- **Dataset records**
- - - - - - -

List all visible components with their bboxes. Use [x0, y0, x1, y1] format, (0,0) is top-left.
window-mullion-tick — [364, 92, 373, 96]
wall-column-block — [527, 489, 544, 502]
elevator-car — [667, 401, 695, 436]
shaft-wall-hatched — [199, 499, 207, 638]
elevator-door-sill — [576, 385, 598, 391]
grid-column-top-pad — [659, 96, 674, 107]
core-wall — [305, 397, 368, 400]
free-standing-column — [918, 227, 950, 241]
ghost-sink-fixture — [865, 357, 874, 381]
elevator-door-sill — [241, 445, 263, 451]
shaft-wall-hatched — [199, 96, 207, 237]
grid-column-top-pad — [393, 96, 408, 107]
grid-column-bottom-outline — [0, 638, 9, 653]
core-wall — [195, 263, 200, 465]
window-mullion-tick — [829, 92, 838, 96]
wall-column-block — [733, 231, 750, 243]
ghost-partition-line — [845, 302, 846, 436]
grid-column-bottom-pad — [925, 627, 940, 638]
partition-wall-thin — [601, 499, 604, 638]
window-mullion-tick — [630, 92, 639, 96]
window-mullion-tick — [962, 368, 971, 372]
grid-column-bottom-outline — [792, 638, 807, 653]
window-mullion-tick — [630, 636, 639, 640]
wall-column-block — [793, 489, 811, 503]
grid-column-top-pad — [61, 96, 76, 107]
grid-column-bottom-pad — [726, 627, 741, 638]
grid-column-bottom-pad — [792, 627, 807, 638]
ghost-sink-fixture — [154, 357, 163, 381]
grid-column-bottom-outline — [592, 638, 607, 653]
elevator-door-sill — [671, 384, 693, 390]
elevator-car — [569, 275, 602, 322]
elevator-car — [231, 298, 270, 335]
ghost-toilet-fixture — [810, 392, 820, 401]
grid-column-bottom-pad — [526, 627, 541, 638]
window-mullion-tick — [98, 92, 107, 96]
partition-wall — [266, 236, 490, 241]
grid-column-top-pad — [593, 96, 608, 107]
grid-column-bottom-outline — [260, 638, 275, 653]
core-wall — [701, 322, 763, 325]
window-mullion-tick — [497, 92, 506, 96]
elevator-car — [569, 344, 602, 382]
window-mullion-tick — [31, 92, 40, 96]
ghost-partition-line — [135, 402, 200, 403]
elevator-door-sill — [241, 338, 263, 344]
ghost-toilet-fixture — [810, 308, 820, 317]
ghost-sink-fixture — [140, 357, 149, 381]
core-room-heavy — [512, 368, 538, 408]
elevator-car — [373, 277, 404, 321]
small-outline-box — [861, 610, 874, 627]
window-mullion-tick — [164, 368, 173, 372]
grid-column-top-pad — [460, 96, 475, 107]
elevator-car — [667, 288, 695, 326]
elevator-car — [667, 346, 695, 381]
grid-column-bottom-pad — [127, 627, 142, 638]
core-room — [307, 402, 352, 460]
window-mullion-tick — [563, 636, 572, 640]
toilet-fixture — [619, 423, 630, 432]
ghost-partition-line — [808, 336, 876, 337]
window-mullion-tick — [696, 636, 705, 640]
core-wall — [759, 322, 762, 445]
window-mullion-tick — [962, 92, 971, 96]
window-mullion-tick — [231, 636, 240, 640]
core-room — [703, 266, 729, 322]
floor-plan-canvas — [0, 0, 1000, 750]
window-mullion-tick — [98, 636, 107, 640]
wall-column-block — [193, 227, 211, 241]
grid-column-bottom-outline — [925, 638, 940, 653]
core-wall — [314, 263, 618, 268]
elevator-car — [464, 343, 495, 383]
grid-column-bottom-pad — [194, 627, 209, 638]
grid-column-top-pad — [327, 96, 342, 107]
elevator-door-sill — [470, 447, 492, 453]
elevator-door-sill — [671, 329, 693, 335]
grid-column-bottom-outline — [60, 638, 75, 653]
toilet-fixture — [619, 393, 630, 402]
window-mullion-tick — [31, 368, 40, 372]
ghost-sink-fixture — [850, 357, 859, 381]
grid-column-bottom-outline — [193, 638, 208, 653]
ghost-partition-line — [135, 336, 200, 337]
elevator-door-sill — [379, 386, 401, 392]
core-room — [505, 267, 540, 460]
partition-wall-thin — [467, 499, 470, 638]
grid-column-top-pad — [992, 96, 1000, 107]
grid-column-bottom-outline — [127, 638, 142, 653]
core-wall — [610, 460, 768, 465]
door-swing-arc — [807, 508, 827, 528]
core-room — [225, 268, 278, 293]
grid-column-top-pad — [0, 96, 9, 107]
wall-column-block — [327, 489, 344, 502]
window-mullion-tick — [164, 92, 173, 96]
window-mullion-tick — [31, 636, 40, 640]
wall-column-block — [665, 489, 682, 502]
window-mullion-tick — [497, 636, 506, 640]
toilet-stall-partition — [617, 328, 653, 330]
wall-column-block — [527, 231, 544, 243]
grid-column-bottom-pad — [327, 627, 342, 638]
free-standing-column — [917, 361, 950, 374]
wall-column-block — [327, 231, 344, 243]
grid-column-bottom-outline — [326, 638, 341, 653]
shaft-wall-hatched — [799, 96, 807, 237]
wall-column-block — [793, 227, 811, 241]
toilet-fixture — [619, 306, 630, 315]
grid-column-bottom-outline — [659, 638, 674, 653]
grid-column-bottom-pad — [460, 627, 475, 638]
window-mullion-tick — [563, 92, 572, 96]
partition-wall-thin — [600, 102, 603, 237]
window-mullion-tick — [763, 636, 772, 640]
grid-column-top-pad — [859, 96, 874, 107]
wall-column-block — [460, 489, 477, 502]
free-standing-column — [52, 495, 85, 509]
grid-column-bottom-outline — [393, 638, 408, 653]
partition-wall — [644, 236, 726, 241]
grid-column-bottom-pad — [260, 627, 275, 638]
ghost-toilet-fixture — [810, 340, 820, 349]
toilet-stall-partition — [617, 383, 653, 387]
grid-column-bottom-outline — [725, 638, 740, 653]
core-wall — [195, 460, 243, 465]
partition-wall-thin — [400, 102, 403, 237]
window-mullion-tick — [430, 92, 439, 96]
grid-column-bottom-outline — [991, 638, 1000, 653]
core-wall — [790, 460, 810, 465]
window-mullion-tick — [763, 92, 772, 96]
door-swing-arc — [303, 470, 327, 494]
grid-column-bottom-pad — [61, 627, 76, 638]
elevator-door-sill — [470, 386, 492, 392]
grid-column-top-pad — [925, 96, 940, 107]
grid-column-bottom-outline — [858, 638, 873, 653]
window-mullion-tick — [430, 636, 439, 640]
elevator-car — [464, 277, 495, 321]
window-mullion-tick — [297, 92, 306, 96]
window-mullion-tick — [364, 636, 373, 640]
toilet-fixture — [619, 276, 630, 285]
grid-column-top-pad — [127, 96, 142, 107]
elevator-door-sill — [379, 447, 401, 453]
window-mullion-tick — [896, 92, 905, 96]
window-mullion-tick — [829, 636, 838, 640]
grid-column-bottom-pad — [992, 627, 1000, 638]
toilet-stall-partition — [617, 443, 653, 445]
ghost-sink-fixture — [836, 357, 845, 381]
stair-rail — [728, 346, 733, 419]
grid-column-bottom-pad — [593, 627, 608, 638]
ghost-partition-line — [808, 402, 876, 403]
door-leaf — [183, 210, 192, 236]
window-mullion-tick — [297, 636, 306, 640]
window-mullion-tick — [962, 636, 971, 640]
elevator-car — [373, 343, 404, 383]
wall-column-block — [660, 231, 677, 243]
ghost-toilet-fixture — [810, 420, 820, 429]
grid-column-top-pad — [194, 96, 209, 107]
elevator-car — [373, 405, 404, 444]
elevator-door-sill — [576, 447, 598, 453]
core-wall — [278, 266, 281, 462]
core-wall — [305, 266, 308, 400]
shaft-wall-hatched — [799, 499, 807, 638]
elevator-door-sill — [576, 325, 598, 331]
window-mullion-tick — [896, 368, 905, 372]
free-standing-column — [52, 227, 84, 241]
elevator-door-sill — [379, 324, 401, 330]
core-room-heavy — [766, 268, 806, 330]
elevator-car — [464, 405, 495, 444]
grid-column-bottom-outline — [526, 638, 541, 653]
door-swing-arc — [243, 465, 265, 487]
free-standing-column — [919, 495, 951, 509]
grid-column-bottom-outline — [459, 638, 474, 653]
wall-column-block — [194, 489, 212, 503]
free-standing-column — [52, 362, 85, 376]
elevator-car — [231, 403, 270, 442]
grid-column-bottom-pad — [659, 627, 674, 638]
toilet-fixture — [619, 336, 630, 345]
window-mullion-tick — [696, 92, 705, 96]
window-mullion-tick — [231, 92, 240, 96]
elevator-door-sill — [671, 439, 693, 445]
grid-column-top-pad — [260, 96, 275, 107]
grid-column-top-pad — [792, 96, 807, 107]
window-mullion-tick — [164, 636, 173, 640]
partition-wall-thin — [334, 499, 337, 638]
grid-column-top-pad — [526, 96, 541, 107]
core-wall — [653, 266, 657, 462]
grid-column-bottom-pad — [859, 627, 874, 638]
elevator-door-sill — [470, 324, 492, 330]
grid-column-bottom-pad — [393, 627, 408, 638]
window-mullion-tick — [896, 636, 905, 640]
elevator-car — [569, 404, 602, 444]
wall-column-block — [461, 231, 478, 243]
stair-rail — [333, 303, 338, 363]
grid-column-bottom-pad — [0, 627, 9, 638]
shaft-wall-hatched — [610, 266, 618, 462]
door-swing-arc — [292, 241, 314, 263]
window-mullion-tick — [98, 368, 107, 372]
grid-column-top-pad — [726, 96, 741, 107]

- - - - - - -

- **TASK DIRECTIONS**
Output verbatim the data from its first line through the line containing "grid-column-bottom-outline — [260, 638, 275, 653]", including both of those lines.

- **RESULT**
List all visible components with their bboxes. Use [x0, y0, x1, y1] format, (0,0) is top-left.
window-mullion-tick — [364, 92, 373, 96]
wall-column-block — [527, 489, 544, 502]
elevator-car — [667, 401, 695, 436]
shaft-wall-hatched — [199, 499, 207, 638]
elevator-door-sill — [576, 385, 598, 391]
grid-column-top-pad — [659, 96, 674, 107]
core-wall — [305, 397, 368, 400]
free-standing-column — [918, 227, 950, 241]
ghost-sink-fixture — [865, 357, 874, 381]
elevator-door-sill — [241, 445, 263, 451]
shaft-wall-hatched — [199, 96, 207, 237]
grid-column-top-pad — [393, 96, 408, 107]
grid-column-bottom-outline — [0, 638, 9, 653]
core-wall — [195, 263, 200, 465]
window-mullion-tick — [829, 92, 838, 96]
wall-column-block — [733, 231, 750, 243]
ghost-partition-line — [845, 302, 846, 436]
grid-column-bottom-pad — [925, 627, 940, 638]
partition-wall-thin — [601, 499, 604, 638]
window-mullion-tick — [630, 92, 639, 96]
window-mullion-tick — [962, 368, 971, 372]
grid-column-bottom-outline — [792, 638, 807, 653]
window-mullion-tick — [630, 636, 639, 640]
wall-column-block — [793, 489, 811, 503]
grid-column-top-pad — [61, 96, 76, 107]
grid-column-bottom-pad — [726, 627, 741, 638]
grid-column-bottom-pad — [792, 627, 807, 638]
ghost-sink-fixture — [154, 357, 163, 381]
grid-column-bottom-outline — [592, 638, 607, 653]
elevator-door-sill — [671, 384, 693, 390]
elevator-car — [569, 275, 602, 322]
elevator-car — [231, 298, 270, 335]
ghost-toilet-fixture — [810, 392, 820, 401]
grid-column-bottom-pad — [526, 627, 541, 638]
window-mullion-tick — [98, 92, 107, 96]
partition-wall — [266, 236, 490, 241]
grid-column-top-pad — [593, 96, 608, 107]
grid-column-bottom-outline — [260, 638, 275, 653]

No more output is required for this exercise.